Aim of the task: Copy each line below without leaving any out.

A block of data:

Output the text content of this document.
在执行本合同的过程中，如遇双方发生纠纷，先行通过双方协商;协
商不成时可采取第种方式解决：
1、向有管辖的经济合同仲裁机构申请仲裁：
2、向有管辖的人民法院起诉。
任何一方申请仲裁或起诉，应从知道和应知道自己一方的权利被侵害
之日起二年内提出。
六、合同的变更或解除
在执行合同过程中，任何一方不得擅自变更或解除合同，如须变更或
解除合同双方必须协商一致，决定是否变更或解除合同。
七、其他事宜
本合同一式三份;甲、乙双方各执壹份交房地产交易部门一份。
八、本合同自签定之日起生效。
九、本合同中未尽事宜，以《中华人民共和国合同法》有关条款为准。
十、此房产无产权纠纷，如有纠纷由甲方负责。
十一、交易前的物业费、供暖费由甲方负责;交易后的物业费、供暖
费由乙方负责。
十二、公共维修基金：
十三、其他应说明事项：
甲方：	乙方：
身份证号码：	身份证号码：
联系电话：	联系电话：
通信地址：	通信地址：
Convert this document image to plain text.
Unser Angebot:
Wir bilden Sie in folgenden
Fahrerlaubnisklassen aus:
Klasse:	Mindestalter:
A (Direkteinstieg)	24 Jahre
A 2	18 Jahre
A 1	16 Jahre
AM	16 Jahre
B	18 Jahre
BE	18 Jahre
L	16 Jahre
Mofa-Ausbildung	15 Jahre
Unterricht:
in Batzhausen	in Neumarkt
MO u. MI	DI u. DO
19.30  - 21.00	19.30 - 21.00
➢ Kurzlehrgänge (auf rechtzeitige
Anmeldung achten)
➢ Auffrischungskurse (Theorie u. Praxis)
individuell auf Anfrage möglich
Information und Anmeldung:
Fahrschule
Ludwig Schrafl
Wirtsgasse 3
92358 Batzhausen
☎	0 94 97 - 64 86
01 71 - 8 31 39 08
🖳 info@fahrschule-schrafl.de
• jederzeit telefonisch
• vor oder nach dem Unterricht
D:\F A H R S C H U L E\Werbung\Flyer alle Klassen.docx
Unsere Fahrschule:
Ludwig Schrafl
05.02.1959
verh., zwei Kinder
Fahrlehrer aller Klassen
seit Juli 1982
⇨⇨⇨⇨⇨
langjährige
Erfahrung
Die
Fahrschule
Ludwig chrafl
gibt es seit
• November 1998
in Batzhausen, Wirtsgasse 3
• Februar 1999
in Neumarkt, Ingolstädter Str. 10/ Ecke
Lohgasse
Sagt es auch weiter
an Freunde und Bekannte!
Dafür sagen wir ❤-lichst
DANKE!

Finished exercise:
Output the text content of this document.
在执行本合同的过程中，如遇双方发生纠纷，先行通过双方协商;协
商不成时可采取第种方式解决：
1、向有管辖的经济合同仲裁机构申请仲裁：
2、向有管辖的人民法院起诉。
任何一方申请仲裁或起诉，应从知道和应知道自己一方的权利被侵害
之日起二年内提出。
六、合同的变更或解除
在执行合同过程中，任何一方不得擅自变更或解除合同，如须变更或
解除合同双方必须协商一致，决定是否变更或解除合同。
七、其他事宜
本合同一式三份;甲、乙双方各执壹份交房地产交易部门一份。
八、本合同自签定之日起生效。
九、本合同中未尽事宜，以《中华人民共和国合同法》有关条款为准。
十、此房产无产权纠纷，如有纠纷由甲方负责。
十一、交易前的物业费、供暖费由甲方负责;交易后的物业费、供暖
费由乙方负责。
十二、公共维修基金：
十三、其他应说明事项：
甲方：	乙方：
身份证号码：	身份证号码：
联系电话：	联系电话：
通信地址：	通信地址：
Convert this document image to plain text.
Unser Angebot:
Wir bilden Sie in folgenden
Fahrerlaubnisklassen aus:
Klasse:	Mindestalter:
A (Direkteinstieg)	24 Jahre
A 2	18 Jahre
A 1	16 Jahre
AM	16 Jahre
B	18 Jahre
BE	18 Jahre
L	16 Jahre
Mofa-Ausbildung	15 Jahre
Unterricht:
in Batzhausen	in Neumarkt
MO u. MI	DI u. DO
19.30  - 21.00	19.30 - 21.00
➢ Kurzlehrgänge (auf rechtzeitige
Anmeldung achten)
➢ Auffrischungskurse (Theorie u. Praxis)
individuell auf Anfrage möglich
Information und Anmeldung:
Fahrschule
Ludwig Schrafl
Wirtsgasse 3
92358 Batzhausen
☎	0 94 97 - 64 86
01 71 - 8 31 39 08
🖳 info@fahrschule-schrafl.de
• jederzeit telefonisch
• vor oder nach dem Unterricht
D:\F A H R S C H U L E\Werbung\Flyer alle Klassen.docx
Unsere Fahrschule:
Ludwig Schrafl
05.02.1959
verh., zwei Kinder
Fahrlehrer aller Klassen
seit Juli 1982
⇨⇨⇨⇨⇨
langjährige
Erfahrung
Die
Fahrschule
Ludwig chrafl
gibt es seit
• November 1998
in Batzhausen, Wirtsgasse 3
• Februar 1999
in Neumarkt, Ingolstädter Str. 10/ Ecke
Lohgasse
Sagt es auch weiter
an Freunde und Bekannte!
Dafür sagen wir ❤-lichst
DANKE!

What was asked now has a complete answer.